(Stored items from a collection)

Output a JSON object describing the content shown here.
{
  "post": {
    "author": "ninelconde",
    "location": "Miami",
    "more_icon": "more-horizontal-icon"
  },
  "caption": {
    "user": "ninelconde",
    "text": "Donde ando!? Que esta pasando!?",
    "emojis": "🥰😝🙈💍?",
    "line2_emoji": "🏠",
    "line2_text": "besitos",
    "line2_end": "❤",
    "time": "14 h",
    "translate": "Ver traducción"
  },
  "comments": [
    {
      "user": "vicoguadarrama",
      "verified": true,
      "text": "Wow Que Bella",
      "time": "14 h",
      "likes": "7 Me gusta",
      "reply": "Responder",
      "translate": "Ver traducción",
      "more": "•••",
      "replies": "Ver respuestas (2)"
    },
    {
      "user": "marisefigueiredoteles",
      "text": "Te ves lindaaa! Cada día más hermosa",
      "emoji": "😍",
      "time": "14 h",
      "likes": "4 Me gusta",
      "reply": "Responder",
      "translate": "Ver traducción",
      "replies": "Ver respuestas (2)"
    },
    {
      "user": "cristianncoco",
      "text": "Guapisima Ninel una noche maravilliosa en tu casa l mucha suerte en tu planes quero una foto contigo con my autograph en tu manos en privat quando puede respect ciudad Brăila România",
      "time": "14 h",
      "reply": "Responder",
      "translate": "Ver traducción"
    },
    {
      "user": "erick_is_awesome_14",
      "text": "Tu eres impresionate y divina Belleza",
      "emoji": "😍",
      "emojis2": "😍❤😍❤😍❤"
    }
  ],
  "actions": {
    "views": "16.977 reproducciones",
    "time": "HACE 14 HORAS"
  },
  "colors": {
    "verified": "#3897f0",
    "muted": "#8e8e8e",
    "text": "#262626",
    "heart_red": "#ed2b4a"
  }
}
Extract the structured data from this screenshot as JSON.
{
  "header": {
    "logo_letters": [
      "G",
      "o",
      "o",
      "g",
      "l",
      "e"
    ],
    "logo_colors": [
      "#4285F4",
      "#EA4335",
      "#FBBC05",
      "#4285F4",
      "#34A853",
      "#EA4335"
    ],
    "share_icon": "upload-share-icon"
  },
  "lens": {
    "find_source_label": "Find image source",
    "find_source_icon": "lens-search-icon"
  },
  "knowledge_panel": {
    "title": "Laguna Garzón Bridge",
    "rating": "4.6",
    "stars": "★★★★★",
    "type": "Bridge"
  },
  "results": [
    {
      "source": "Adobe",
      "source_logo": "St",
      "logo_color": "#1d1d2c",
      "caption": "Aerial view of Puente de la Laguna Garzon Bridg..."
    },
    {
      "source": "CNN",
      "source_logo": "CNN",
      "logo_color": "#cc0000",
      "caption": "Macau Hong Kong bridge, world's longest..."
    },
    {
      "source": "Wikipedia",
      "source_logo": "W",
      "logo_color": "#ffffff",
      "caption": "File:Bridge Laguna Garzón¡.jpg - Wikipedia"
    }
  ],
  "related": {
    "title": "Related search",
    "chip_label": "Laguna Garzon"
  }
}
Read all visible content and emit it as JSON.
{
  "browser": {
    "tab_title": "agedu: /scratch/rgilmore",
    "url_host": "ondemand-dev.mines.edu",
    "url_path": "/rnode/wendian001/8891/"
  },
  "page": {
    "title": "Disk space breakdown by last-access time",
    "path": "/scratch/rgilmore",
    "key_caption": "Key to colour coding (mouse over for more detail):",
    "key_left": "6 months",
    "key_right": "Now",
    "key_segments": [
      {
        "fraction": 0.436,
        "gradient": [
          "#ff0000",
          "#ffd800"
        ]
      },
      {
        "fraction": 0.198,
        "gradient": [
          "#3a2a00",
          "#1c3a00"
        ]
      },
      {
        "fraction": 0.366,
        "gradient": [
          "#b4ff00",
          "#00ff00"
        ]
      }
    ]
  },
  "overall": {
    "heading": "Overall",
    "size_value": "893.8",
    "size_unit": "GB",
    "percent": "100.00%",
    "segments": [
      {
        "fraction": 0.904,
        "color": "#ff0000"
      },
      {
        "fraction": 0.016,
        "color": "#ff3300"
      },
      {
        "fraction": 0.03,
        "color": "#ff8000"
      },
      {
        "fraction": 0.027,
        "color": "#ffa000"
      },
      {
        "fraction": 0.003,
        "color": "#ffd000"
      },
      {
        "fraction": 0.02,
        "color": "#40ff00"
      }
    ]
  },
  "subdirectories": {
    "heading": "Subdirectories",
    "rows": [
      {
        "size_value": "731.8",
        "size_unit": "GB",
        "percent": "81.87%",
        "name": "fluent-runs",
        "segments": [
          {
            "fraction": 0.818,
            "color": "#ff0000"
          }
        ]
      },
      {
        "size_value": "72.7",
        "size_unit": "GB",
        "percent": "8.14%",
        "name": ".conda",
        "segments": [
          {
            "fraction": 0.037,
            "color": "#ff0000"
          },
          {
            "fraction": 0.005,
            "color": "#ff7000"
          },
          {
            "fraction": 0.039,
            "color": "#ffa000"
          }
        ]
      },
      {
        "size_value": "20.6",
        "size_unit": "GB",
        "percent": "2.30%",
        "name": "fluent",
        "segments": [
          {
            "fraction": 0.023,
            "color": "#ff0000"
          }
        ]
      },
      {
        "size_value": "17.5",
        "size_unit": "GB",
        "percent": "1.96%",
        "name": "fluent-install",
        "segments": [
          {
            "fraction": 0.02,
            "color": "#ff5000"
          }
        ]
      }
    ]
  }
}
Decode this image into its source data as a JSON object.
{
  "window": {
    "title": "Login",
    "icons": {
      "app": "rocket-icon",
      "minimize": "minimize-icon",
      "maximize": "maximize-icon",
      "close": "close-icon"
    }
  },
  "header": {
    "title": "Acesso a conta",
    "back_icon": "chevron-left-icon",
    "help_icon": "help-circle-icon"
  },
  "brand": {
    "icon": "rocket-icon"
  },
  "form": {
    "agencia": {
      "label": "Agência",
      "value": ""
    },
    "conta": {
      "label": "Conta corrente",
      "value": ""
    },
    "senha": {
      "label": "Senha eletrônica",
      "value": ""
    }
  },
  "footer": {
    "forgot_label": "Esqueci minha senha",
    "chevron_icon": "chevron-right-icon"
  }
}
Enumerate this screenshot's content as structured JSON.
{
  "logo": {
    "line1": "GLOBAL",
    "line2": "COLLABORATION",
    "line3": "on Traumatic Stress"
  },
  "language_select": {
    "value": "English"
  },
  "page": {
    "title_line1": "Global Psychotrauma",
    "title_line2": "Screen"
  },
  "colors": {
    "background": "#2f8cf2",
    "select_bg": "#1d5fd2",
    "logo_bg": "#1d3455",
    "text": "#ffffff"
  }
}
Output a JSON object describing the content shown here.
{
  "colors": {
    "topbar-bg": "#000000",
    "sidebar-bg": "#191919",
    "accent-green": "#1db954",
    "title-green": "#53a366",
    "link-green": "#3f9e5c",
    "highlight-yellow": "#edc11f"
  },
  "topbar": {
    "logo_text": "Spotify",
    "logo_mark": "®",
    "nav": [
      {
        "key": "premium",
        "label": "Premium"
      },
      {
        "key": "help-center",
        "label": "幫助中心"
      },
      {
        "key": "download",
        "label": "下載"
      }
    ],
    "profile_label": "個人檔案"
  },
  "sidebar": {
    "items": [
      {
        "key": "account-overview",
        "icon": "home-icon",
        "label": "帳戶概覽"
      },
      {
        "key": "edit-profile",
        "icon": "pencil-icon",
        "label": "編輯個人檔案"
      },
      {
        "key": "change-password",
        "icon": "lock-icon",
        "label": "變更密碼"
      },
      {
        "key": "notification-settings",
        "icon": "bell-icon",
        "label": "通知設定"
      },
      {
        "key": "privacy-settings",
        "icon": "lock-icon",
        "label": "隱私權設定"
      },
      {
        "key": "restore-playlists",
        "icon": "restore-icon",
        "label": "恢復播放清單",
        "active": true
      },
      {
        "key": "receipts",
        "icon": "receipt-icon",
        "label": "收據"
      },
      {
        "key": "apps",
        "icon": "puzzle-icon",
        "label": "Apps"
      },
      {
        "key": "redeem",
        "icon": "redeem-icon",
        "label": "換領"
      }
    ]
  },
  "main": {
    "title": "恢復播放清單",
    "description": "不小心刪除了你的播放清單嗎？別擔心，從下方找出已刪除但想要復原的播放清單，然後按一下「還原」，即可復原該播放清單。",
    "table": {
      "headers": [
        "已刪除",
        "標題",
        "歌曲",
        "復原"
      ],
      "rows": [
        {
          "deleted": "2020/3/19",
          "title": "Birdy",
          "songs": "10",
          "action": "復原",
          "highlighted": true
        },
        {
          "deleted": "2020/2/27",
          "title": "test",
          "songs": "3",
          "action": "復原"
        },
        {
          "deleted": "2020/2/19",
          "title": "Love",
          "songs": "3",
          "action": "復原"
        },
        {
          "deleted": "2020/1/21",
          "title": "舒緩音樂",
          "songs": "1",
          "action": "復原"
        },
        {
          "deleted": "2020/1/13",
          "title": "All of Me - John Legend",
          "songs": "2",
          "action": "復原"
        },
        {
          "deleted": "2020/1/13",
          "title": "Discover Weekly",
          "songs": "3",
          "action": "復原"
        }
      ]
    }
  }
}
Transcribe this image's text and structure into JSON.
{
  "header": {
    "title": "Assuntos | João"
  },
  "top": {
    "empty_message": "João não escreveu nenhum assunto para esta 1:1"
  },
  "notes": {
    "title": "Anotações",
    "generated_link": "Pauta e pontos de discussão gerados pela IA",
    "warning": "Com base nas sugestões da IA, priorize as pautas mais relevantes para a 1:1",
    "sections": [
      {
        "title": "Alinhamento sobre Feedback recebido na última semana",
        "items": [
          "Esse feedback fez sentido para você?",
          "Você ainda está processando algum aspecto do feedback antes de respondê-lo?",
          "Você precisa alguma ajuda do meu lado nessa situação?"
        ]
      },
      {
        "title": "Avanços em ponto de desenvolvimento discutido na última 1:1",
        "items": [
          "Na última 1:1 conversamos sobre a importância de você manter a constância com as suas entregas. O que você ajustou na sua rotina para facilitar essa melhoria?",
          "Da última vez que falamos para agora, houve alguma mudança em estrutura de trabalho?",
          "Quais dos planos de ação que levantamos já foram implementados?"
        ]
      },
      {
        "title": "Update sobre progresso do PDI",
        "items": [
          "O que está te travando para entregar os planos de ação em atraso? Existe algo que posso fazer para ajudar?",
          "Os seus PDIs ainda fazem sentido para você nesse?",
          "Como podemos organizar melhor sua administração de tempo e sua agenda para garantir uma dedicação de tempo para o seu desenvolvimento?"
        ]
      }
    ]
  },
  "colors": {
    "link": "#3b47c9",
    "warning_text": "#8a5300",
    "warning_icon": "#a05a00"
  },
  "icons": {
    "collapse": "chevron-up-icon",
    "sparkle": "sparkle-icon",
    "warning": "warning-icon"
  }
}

■ What you need to do ■
Gather and return every line that holds the string "sobre".

■ Task output ■
        "title": "Alinhamento sobre Feedback recebido na última semana",
          "Na última 1:1 conversamos sobre a importância de você manter a constância com as suas entregas. O que você ajustou na sua rotina para facilitar essa melhoria?",
        "title": "Update sobre progresso do PDI",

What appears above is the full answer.